* BEGIN Data for processing *

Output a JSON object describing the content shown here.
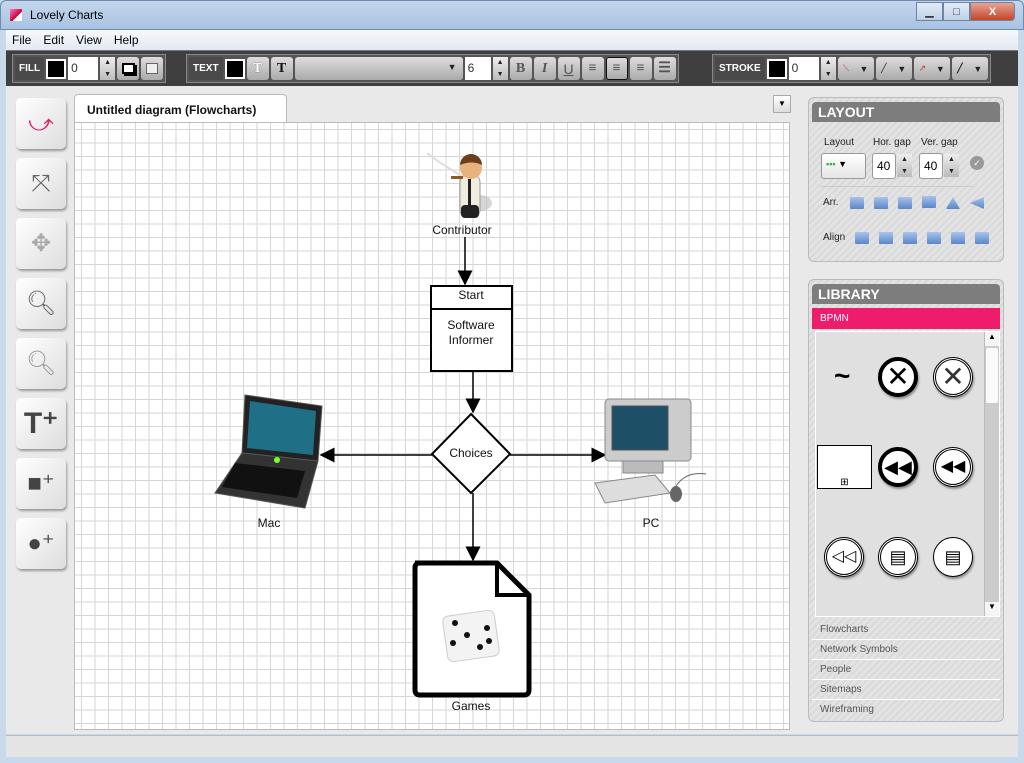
{
  "window": {
    "title": "Lovely Charts",
    "minimize": "▁",
    "maximize": "□",
    "close": "X"
  },
  "menu": [
    "File",
    "Edit",
    "View",
    "Help"
  ],
  "toolbar": {
    "fill": {
      "label": "FILL",
      "color": "#000000",
      "value": "0"
    },
    "text": {
      "label": "TEXT",
      "color": "#000000",
      "font": "",
      "size": "6",
      "buttons": [
        "T",
        "T",
        "B",
        "I",
        "U"
      ]
    },
    "stroke": {
      "label": "STROKE",
      "color": "#000000",
      "value": "0"
    }
  },
  "tools": [
    "hand-paint-icon",
    "pointer-move-icon",
    "pan-icon",
    "zoom-in-icon",
    "zoom-out-icon",
    "add-text-icon",
    "add-shape-icon",
    "add-circle-icon"
  ],
  "tab": {
    "title": "Untitled diagram (Flowcharts)"
  },
  "diagram": {
    "contributor": "Contributor",
    "start_header": "Start",
    "start_body": [
      "Software",
      "Informer"
    ],
    "decision": "Choices",
    "mac": "Mac",
    "pc": "PC",
    "games": "Games"
  },
  "layout": {
    "title": "LAYOUT",
    "layout_label": "Layout",
    "hgap_label": "Hor. gap",
    "vgap_label": "Ver. gap",
    "hgap": "40",
    "vgap": "40",
    "arr_label": "Arr.",
    "align_label": "Align"
  },
  "library": {
    "title": "LIBRARY",
    "active": "BPMN",
    "accent": "#ee1c6a",
    "categories": [
      "Flowcharts",
      "Network Symbols",
      "People",
      "Sitemaps",
      "Wireframing"
    ],
    "tilde": "~"
  }
}
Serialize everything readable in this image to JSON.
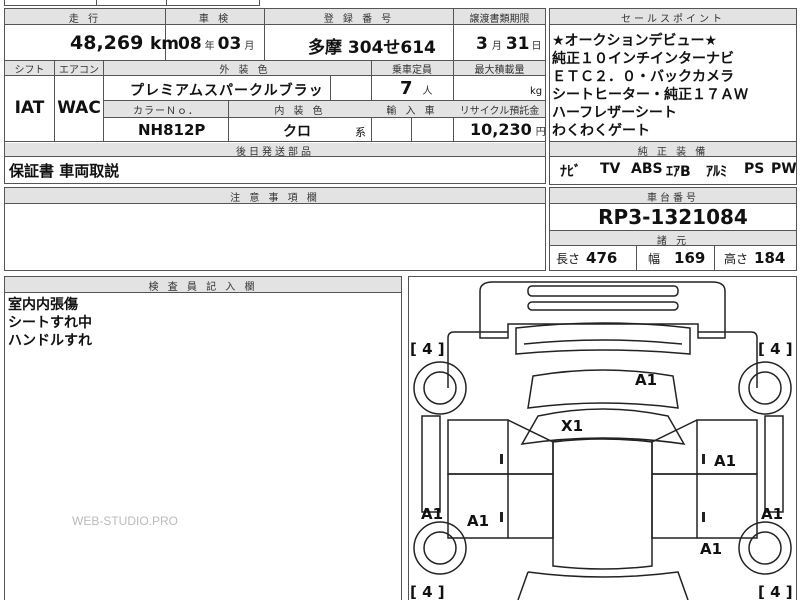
{
  "headers": {
    "mileage": "走 行",
    "inspection": "車 検",
    "registration": "登 録 番 号",
    "transfer_deadline": "譲渡書類期限",
    "sales_point": "セールスポイント",
    "shift": "シフト",
    "aircon": "エアコン",
    "exterior_color": "外 装 色",
    "capacity": "乗車定員",
    "max_load": "最大積載量",
    "color_no": "カラーＮｏ．",
    "interior_color": "内 装 色",
    "import": "輸 入 車",
    "recycle": "リサイクル預託金",
    "accessories": "後日発送部品",
    "equipment": "純 正 装 備",
    "caution": "注 意 事 項 欄",
    "chassis": "車台番号",
    "specs": "諸 元",
    "inspector": "検 査 員 記 入 欄"
  },
  "values": {
    "mileage_value": "48,269",
    "mileage_unit": "km",
    "inspection_year": "08",
    "year_unit": "年",
    "inspection_month": "03",
    "month_unit": "月",
    "registration": "多摩 304せ614",
    "transfer_month": "3",
    "transfer_month_unit": "月",
    "transfer_day": "31",
    "day_unit": "日",
    "shift": "IAT",
    "aircon": "WAC",
    "exterior_color": "プレミアムスパークルブラッ",
    "capacity": "7",
    "capacity_unit": "人",
    "load_unit": "kg",
    "color_no": "NH812P",
    "interior_color": "クロ",
    "interior_suffix": "系",
    "recycle": "10,230",
    "recycle_unit": "円",
    "accessories": "保証書 車両取説",
    "chassis": "RP3-1321084"
  },
  "sales_points": [
    "★オークションデビュー★",
    "純正１０インチインターナビ",
    "ＥＴＣ２．０・バックカメラ",
    "シートヒーター・純正１７ＡＷ",
    "ハーフレザーシート",
    "わくわくゲート"
  ],
  "equipment": [
    "ﾅﾋﾞ",
    "TV",
    "ABS",
    "ｴｱB",
    "ｱﾙﾐ",
    "PS",
    "PW"
  ],
  "specs": {
    "length_label": "長さ",
    "length": "476",
    "width_label": "幅",
    "width": "169",
    "height_label": "高さ",
    "height": "184"
  },
  "inspector_notes": [
    "室内内張傷",
    "シートすれ中",
    "ハンドルすれ"
  ],
  "diagram": {
    "tire_tl": "[ 4 ]",
    "tire_tr": "[ 4 ]",
    "tire_bl": "[ 4 ]",
    "tire_br": "[ 4 ]",
    "code_bonnet": "A1",
    "code_windshield": "X1",
    "code_right_front_door": "A1",
    "code_left_front_door": "A1",
    "code_left_edge": "A1",
    "code_right_edge": "A1",
    "code_right_rear_door": "A1"
  },
  "watermark": "WEB-STUDIO.PRO",
  "colors": {
    "header_bg": "#e3e3e3",
    "border": "#555555",
    "text": "#111111"
  }
}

* END Data for processing *

* Brief *
Leave out the pictures and return every record word for word.

* Output for this task *
Output a JSON object describing the content shown here.
{
  "window": {
    "title": "Lovely Charts",
    "minimize": "▁",
    "maximize": "□",
    "close": "X"
  },
  "menu": [
    "File",
    "Edit",
    "View",
    "Help"
  ],
  "toolbar": {
    "fill": {
      "label": "FILL",
      "color": "#000000",
      "value": "0"
    },
    "text": {
      "label": "TEXT",
      "color": "#000000",
      "font": "",
      "size": "6",
      "buttons": [
        "T",
        "T",
        "B",
        "I",
        "U"
      ]
    },
    "stroke": {
      "label": "STROKE",
      "color": "#000000",
      "value": "0"
    }
  },
  "tools": [
    "hand-paint-icon",
    "pointer-move-icon",
    "pan-icon",
    "zoom-in-icon",
    "zoom-out-icon",
    "add-text-icon",
    "add-shape-icon",
    "add-circle-icon"
  ],
  "tab": {
    "title": "Untitled diagram (Flowcharts)"
  },
  "diagram": {
    "contributor": "Contributor",
    "start_header": "Start",
    "start_body": [
      "Software",
      "Informer"
    ],
    "decision": "Choices",
    "mac": "Mac",
    "pc": "PC",
    "games": "Games"
  },
  "layout": {
    "title": "LAYOUT",
    "layout_label": "Layout",
    "hgap_label": "Hor. gap",
    "vgap_label": "Ver. gap",
    "hgap": "40",
    "vgap": "40",
    "arr_label": "Arr.",
    "align_label": "Align"
  },
  "library": {
    "title": "LIBRARY",
    "active": "BPMN",
    "accent": "#ee1c6a",
    "categories": [
      "Flowcharts",
      "Network Symbols",
      "People",
      "Sitemaps",
      "Wireframing"
    ],
    "tilde": "~"
  }
}
Serialize everything readable in this image to JSON.
{
  "headers": {
    "mileage": "走 行",
    "inspection": "車 検",
    "registration": "登 録 番 号",
    "transfer_deadline": "譲渡書類期限",
    "sales_point": "セールスポイント",
    "shift": "シフト",
    "aircon": "エアコン",
    "exterior_color": "外 装 色",
    "capacity": "乗車定員",
    "max_load": "最大積載量",
    "color_no": "カラーＮｏ．",
    "interior_color": "内 装 色",
    "import": "輸 入 車",
    "recycle": "リサイクル預託金",
    "accessories": "後日発送部品",
    "equipment": "純 正 装 備",
    "caution": "注 意 事 項 欄",
    "chassis": "車台番号",
    "specs": "諸 元",
    "inspector": "検 査 員 記 入 欄"
  },
  "values": {
    "mileage_value": "48,269",
    "mileage_unit": "km",
    "inspection_year": "08",
    "year_unit": "年",
    "inspection_month": "03",
    "month_unit": "月",
    "registration": "多摩 304せ614",
    "transfer_month": "3",
    "transfer_month_unit": "月",
    "transfer_day": "31",
    "day_unit": "日",
    "shift": "IAT",
    "aircon": "WAC",
    "exterior_color": "プレミアムスパークルブラッ",
    "capacity": "7",
    "capacity_unit": "人",
    "load_unit": "kg",
    "color_no": "NH812P",
    "interior_color": "クロ",
    "interior_suffix": "系",
    "recycle": "10,230",
    "recycle_unit": "円",
    "accessories": "保証書 車両取説",
    "chassis": "RP3-1321084"
  },
  "sales_points": [
    "★オークションデビュー★",
    "純正１０インチインターナビ",
    "ＥＴＣ２．０・バックカメラ",
    "シートヒーター・純正１７ＡＷ",
    "ハーフレザーシート",
    "わくわくゲート"
  ],
  "equipment": [
    "ﾅﾋﾞ",
    "TV",
    "ABS",
    "ｴｱB",
    "ｱﾙﾐ",
    "PS",
    "PW"
  ],
  "specs": {
    "length_label": "長さ",
    "length": "476",
    "width_label": "幅",
    "width": "169",
    "height_label": "高さ",
    "height": "184"
  },
  "inspector_notes": [
    "室内内張傷",
    "シートすれ中",
    "ハンドルすれ"
  ],
  "diagram": {
    "tire_tl": "[ 4 ]",
    "tire_tr": "[ 4 ]",
    "tire_bl": "[ 4 ]",
    "tire_br": "[ 4 ]",
    "code_bonnet": "A1",
    "code_windshield": "X1",
    "code_right_front_door": "A1",
    "code_left_front_door": "A1",
    "code_left_edge": "A1",
    "code_right_edge": "A1",
    "code_right_rear_door": "A1"
  },
  "watermark": "WEB-STUDIO.PRO",
  "colors": {
    "header_bg": "#e3e3e3",
    "border": "#555555",
    "text": "#111111"
  }
}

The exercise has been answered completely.